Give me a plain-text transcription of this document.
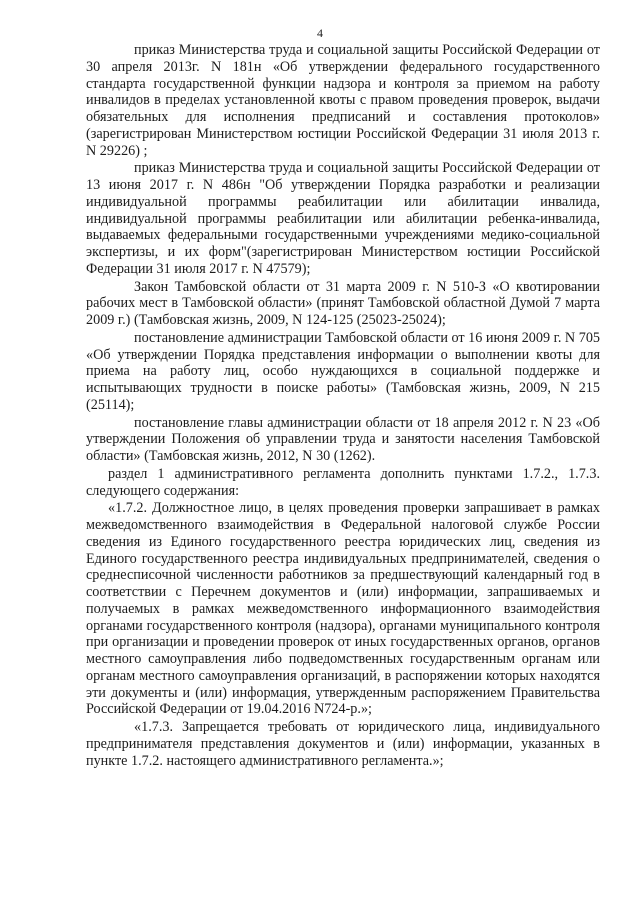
4

приказ Министерства труда и социальной защиты Российской Федерации от 30 апреля 2013г. N 181н «Об утверждении федерального государственного стандарта государственной функции надзора и контроля за приемом на работу инвалидов в пределах установленной квоты с правом проведения проверок, выдачи обязательных для исполнения предписаний и составления протоколов» (зарегистрирован Министерством юстиции Российской Федерации 31 июля 2013 г. N 29226) ;

приказ Министерства труда и социальной защиты Российской Федерации от 13 июня 2017 г. N 486н "Об утверждении Порядка разработки и реализации индивидуальной программы реабилитации или абилитации инвалида, индивидуальной программы реабилитации или абилитации ребенка-инвалида, выдаваемых федеральными государственными учреждениями медико-социальной экспертизы, и их форм"(зарегистрирован Министерством юстиции Российской Федерации 31 июля 2017 г. N 47579);

Закон Тамбовской области от 31 марта 2009 г. N 510-З «О квотировании рабочих мест в Тамбовской области» (принят Тамбовской областной Думой 7 марта 2009 г.) (Тамбовская жизнь, 2009, N 124-125 (25023-25024);

постановление администрации Тамбовской области от 16 июня 2009 г. N 705 «Об утверждении Порядка представления информации о выполнении квоты для приема на работу лиц, особо нуждающихся в социальной поддержке и испытывающих трудности в поиске работы» (Тамбовская жизнь, 2009, N 215 (25114);

постановление главы администрации области от 18 апреля 2012 г. N 23 «Об утверждении Положения об управлении труда и занятости населения Тамбовской области» (Тамбовская жизнь, 2012, N 30 (1262).

раздел 1 административного регламента дополнить пунктами 1.7.2., 1.7.3. следующего содержания:

«1.7.2. Должностное лицо, в целях проведения проверки запрашивает в рамках межведомственного взаимодействия в Федеральной налоговой службе России сведения из Единого государственного реестра юридических лиц, сведения из Единого государственного реестра индивидуальных предпринимателей, сведения о среднесписочной численности работников за предшествующий календарный год в соответствии с Перечнем документов и (или) информации, запрашиваемых и получаемых в рамках межведомственного информационного взаимодействия органами государственного контроля (надзора), органами муниципального контроля при организации и проведении проверок от иных государственных органов, органов местного самоуправления либо подведомственных государственным органам или органам местного самоуправления организаций, в распоряжении которых находятся эти документы и (или) информация, утвержденным распоряжением Правительства Российской Федерации от 19.04.2016 N724-р.»;

«1.7.3. Запрещается требовать от юридического лица, индивидуального предпринимателя представления документов и (или) информации, указанных в пункте 1.7.2. настоящего административного регламента.»;
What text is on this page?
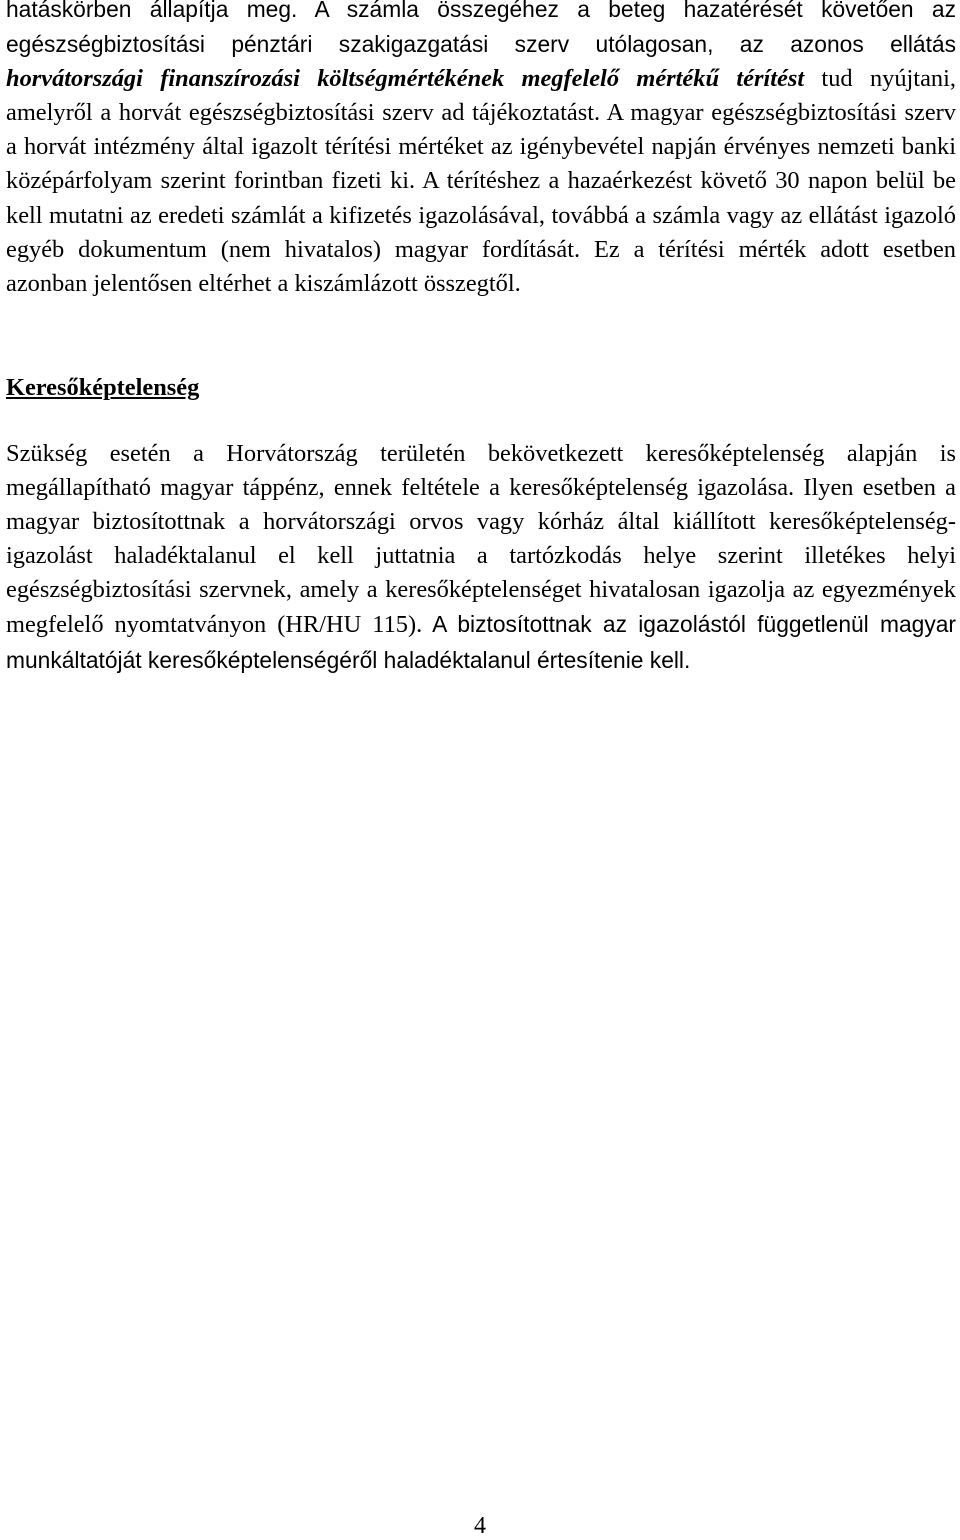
hatáskörben állapítja meg. A számla összegéhez a beteg hazatérését követően az egészségbiztosítási pénztári szakigazgatási szerv utólagosan, az azonos ellátás horvátországi finanszírozási költségmértékének megfelelő mértékű térítést tud nyújtani, amelyről a horvát egészségbiztosítási szerv ad tájékoztatást. A magyar egészségbiztosítási szerv a horvát intézmény által igazolt térítési mértéket az igénybevétel napján érvényes nemzeti banki középárfolyam szerint forintban fizeti ki. A térítéshez a hazaérkezést követő 30 napon belül be kell mutatni az eredeti számlát a kifizetés igazolásával, továbbá a számla vagy az ellátást igazoló egyéb dokumentum (nem hivatalos) magyar fordítását. Ez a térítési mérték adott esetben azonban jelentősen eltérhet a kiszámlázott összegtől.

Keresőképtelenség

Szükség esetén a Horvátország területén bekövetkezett keresőképtelenség alapján is megállapítható magyar táppénz, ennek feltétele a keresőképtelenség igazolása. Ilyen esetben a magyar biztosítottnak a horvátországi orvos vagy kórház által kiállított keresőképtelenség-igazolást haladéktalanul el kell juttatnia a tartózkodás helye szerint illetékes helyi egészségbiztosítási szervnek, amely a keresőképtelenséget hivatalosan igazolja az egyezmények megfelelő nyomtatványon (HR/HU 115). A biztosítottnak az igazolástól függetlenül magyar munkáltatóját keresőképtelenségéről haladéktalanul értesítenie kell.

4
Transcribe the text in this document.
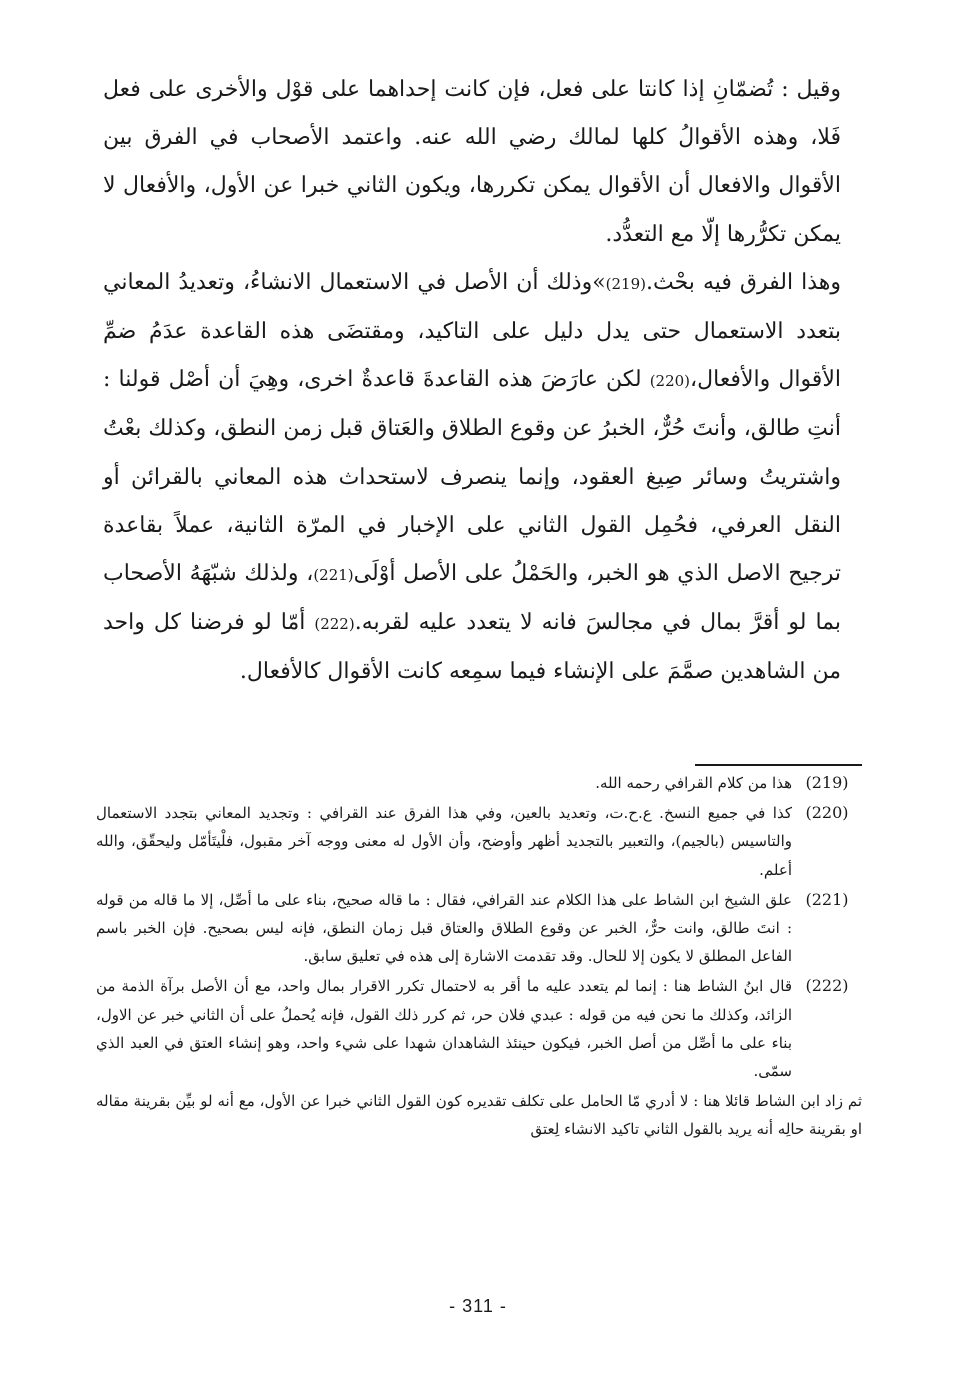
وقيل : تُضمّانِ إذا كانتا على فعل، فإن كانت إحداهما على قوْل والأخرى على فعل فَلا، وهذه الأقوالُ كلها لمالك رضي الله عنه. واعتمد الأصحاب في الفرق بين الأقوال والافعال أن الأقوال يمكن تكررها، ويكون الثاني خبرا عن الأول، والأفعال لا يمكن تكرُّرها إلّا مع التعدُّد.

وهذا الفرق فيه بحْث.(219)»وذلك أن الأصل في الاستعمال الانشاءُ، وتعديدُ المعاني بتعدد الاستعمال حتى يدل دليل على التاكيد، ومقتضَى هذه القاعدة عدَمُ ضمِّ الأقوال والأفعال،(220) لكن عارَضَ هذه القاعدةَ قاعدةٌ اخرى، وهِيَ أن أصْل قولنا : أنتِ طالق، وأنتَ حُرٌّ، الخبرُ عن وقوع الطلاق والعَتاق قبل زمن النطق، وكذلك بعْتُ واشتريتُ وسائر صِيغ العقود، وإنما ينصرف لاستحداث هذه المعاني بالقرائن أو النقل العرفي، فحُمِل القول الثاني على الإخبار في المرّة الثانية، عملاً بقاعدة ترجيح الاصل الذي هو الخبر، والحَمْلُ على الأصل أوْلَى(221)، ولذلك شبّهَهُ الأصحاب بما لو أقرَّ بمال في مجالسَ فانه لا يتعدد عليه لقربه.(222) أمّا لو فرضنا كل واحد من الشاهدين صمَّمَ على الإنشاء فيما سمِعه كانت الأقوال كالأفعال.

(219)
هذا من كلام القرافي رحمه الله.
(220)
كذا في جميع النسخ. ع.ح.ت، وتعديد بالعين، وفي هذا الفرق عند القرافي : وتجديد المعاني بتجدد الاستعمال والتاسيس (بالجيم)، والتعبير بالتجديد أظهر وأوضح، وأن الأول له معنى ووجه آخر مقبول، فلْيتَأمّل وليحقّق، والله أعلم.
(221)
علق الشيخ ابن الشاط على هذا الكلام عند القرافي، فقال : ما قاله صحيح، بناء على ما أصِّل، إلا ما قاله من قوله : انتَ طالق، وانت حرٌّ، الخبر عن وقوع الطلاق والعتاق قبل زمان النطق، فإنه ليس بصحيح. فإن الخبر باسم الفاعل المطلق لا يكون إلا للحال. وقد تقدمت الاشارة إلى هذه في تعليق سابق.
(222)
قال ابنُ الشاط هنا : إنما لم يتعدد عليه ما أقر به لاحتمال تكرر الاقرار بمال واحد، مع أن الأصل برآة الذمة من الزائد، وكذلك ما نحن فيه من قوله : عبدي فلان حر، ثم كرر ذلك القول، فإنه يُحملُ على أن الثاني خبر عن الاول، بناء على ما أصِّل من أصل الخبر، فيكون حينئذ الشاهدان شهدا على شيء واحد، وهو إنشاء العتق في العبد الذي سمّى.
ثم زاد ابن الشاط قائلا هنا : لا أدري مّا الحامل على تكلف تقديره كون القول الثاني خبرا عن الأول، مع أنه لو بيِّن بقرينة مقاله او بقرينة حالِه أنه يريد بالقول الثاني تاكيد الانشاء لِعتق
- 311 -
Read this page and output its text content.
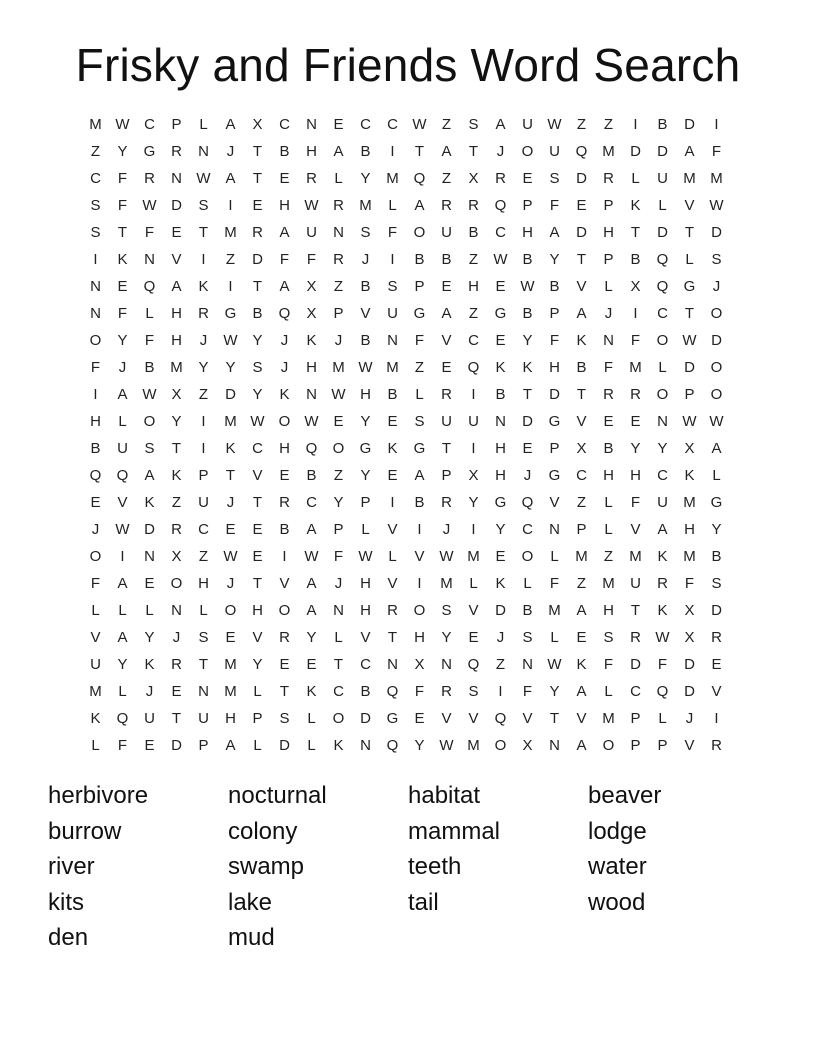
Frisky and Friends Word Search
M W C	P	L	A	X	C	N	E	C	C W	Z	S	A	U W	Z	Z	I	B	D	I
Z	Y	G	R	N	J	T	B	H	A	B	I	T	A	T	J	O	U	Q M	D	D	A	F
C	F	R	N W A	T	E	R	L	Y	M Q	Z	X	R	E	S	D	R	L	U	M M
S	F	W D	S	I	E	H W R	M	L	A	R	R	Q	P	F	E	P	K	L	V W
S	T	F	E	T	M	R	A	U	N	S	F	O	U	B	C	H	A	D	H	T	D	T	D
I	K	N	V	I	Z	D	F	F	R	J	I	B	B	Z	W B	Y	T	P	B	Q	L	S
N	E	Q	A	K	I	T	A	X	Z	B	S	P	E	H	E W B	V	L	X	Q	G	J
N	F	L	H	R	G	B	Q	X	P	V	U	G	A	Z	G	B	P	A	J	I	C	T	O
O	Y	F	H	J	W Y	J	K	J	B	N	F	V	C	E	Y	F	K	N	F	O W D
F	J	B	M	Y	Y	S	J	H	M W M	Z	E	Q	K	K	H	B	F	M	L	D	O
I	A W X	Z	D	Y	K	N W H	B	L	R	I	B	T	D	T	R	R	O	P	O
H	L	O	Y	I	M W O W E	Y	E	S	U	U	N	D	G	V	E	E	N W W
B	U	S	T	I	K	C	H	Q	O	G	K	G	T	I	H	E	P	X	B	Y	Y	X	A
Q	Q	A	K	P	T	V	E	B	Z	Y	E	A	P	X	H	J	G	C	H	H	C	K	L
E	V	K	Z	U	J	T	R	C	Y	P	I	B	R	Y	G	Q	V	Z	L	F	U	M G
J	W D	R	C	E	E	B	A	P	L	V	I	J	I	Y	C	N	P	L	V	A	H	Y
O	I	N	X	Z	W E	I	W	F	W	L	V W M	E	O	L	M	Z	M	K	M	B
F	A	E	O	H	J	T	V	A	J	H	V	I	M	L	K	L	F	Z	M	U	R	F	S
L	L	L	N	L	O	H	O	A	N	H	R	O	S	V	D	B	M	A	H	T	K	X	D
V	A	Y	J	S	E	V	R	Y	L	V	T	H	Y	E	J	S	L	E	S	R W X	R
U	Y	K	R	T	M	Y	E	E	T	C	N	X	N	Q	Z	N W K	F	D	F	D	E
M	L	J	E	N	M	L	T	K	C	B	Q	F	R	S	I	F	Y	A	L	C	Q	D	V
K	Q	U	T	U	H	P	S	L	O	D	G	E	V	V	Q	V	T	V	M	P	L	J	I
L	F	E	D	P	A	L	D	L	K	N	Q	Y W M O	X	N	A	O	P	P	V	R
herbivore	nocturnal	habitat	beaver
burrow	colony	mammal	lodge
river	swamp	teeth	water
kits	lake	tail	wood
den	mud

* * * * *

In the entries above, find lines with "this" and copy each.

Give me a plain-text transcription of this document.
What text is on this page?
Transcribe the text in this document.
Read this page and output its text content.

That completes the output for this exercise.